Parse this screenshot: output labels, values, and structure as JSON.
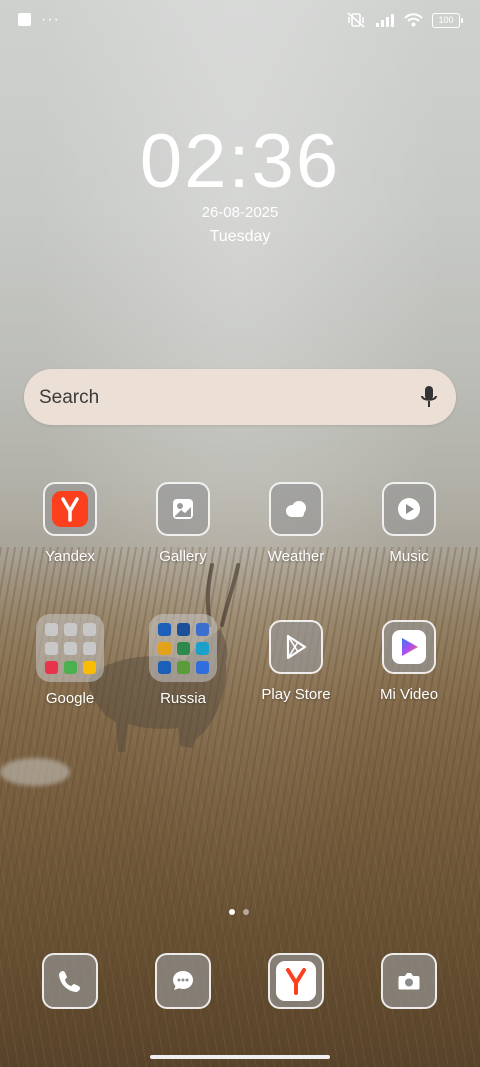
{
  "status_bar": {
    "battery": "100",
    "icons": [
      "square-icon",
      "more-dots-icon",
      "vibrate-off-icon",
      "signal-icon",
      "wifi-icon",
      "battery-icon"
    ]
  },
  "clock": {
    "time": "02:36",
    "date": "26-08-2025",
    "weekday": "Tuesday"
  },
  "search": {
    "label": "Search",
    "icon": "mic-icon"
  },
  "apps": [
    {
      "label": "Yandex",
      "icon": "yandex-icon"
    },
    {
      "label": "Gallery",
      "icon": "gallery-icon"
    },
    {
      "label": "Weather",
      "icon": "weather-icon"
    },
    {
      "label": "Music",
      "icon": "music-icon"
    },
    {
      "label": "Google",
      "icon": "google-folder-icon"
    },
    {
      "label": "Russia",
      "icon": "russia-folder-icon"
    },
    {
      "label": "Play Store",
      "icon": "play-store-icon"
    },
    {
      "label": "Mi Video",
      "icon": "mi-video-icon"
    }
  ],
  "google_folder_colors": [
    "#9aa0a6",
    "#9aa0a6",
    "#9aa0a6",
    "#9aa0a6",
    "#9aa0a6",
    "#9aa0a6",
    "#e8334a",
    "#4caf50",
    "#fbbc05"
  ],
  "russia_folder_colors": [
    "#1b5fb8",
    "#1c4f99",
    "#3a6fcf",
    "#e3a21a",
    "#2d8a4a",
    "#1aa0c9",
    "#1b5fb8",
    "#5a9b3a",
    "#2f6edb"
  ],
  "dock": [
    {
      "icon": "phone-icon"
    },
    {
      "icon": "messages-icon"
    },
    {
      "icon": "yandex-browser-icon"
    },
    {
      "icon": "camera-icon"
    }
  ],
  "page_indicator": {
    "pages": 2,
    "active": 1
  },
  "colors": {
    "yandex_red": "#fc3f1d",
    "search_bg": "#ece0d6",
    "icon_tile": "#969696"
  }
}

**Set task**
Quote every record above exactly, omitting any pictures they contain.

**Solved exercise**
Parse this screenshot: output labels, values, and structure as JSON.
{
  "status_bar": {
    "battery": "100",
    "icons": [
      "square-icon",
      "more-dots-icon",
      "vibrate-off-icon",
      "signal-icon",
      "wifi-icon",
      "battery-icon"
    ]
  },
  "clock": {
    "time": "02:36",
    "date": "26-08-2025",
    "weekday": "Tuesday"
  },
  "search": {
    "label": "Search",
    "icon": "mic-icon"
  },
  "apps": [
    {
      "label": "Yandex",
      "icon": "yandex-icon"
    },
    {
      "label": "Gallery",
      "icon": "gallery-icon"
    },
    {
      "label": "Weather",
      "icon": "weather-icon"
    },
    {
      "label": "Music",
      "icon": "music-icon"
    },
    {
      "label": "Google",
      "icon": "google-folder-icon"
    },
    {
      "label": "Russia",
      "icon": "russia-folder-icon"
    },
    {
      "label": "Play Store",
      "icon": "play-store-icon"
    },
    {
      "label": "Mi Video",
      "icon": "mi-video-icon"
    }
  ],
  "google_folder_colors": [
    "#9aa0a6",
    "#9aa0a6",
    "#9aa0a6",
    "#9aa0a6",
    "#9aa0a6",
    "#9aa0a6",
    "#e8334a",
    "#4caf50",
    "#fbbc05"
  ],
  "russia_folder_colors": [
    "#1b5fb8",
    "#1c4f99",
    "#3a6fcf",
    "#e3a21a",
    "#2d8a4a",
    "#1aa0c9",
    "#1b5fb8",
    "#5a9b3a",
    "#2f6edb"
  ],
  "dock": [
    {
      "icon": "phone-icon"
    },
    {
      "icon": "messages-icon"
    },
    {
      "icon": "yandex-browser-icon"
    },
    {
      "icon": "camera-icon"
    }
  ],
  "page_indicator": {
    "pages": 2,
    "active": 1
  },
  "colors": {
    "yandex_red": "#fc3f1d",
    "search_bg": "#ece0d6",
    "icon_tile": "#969696"
  }
}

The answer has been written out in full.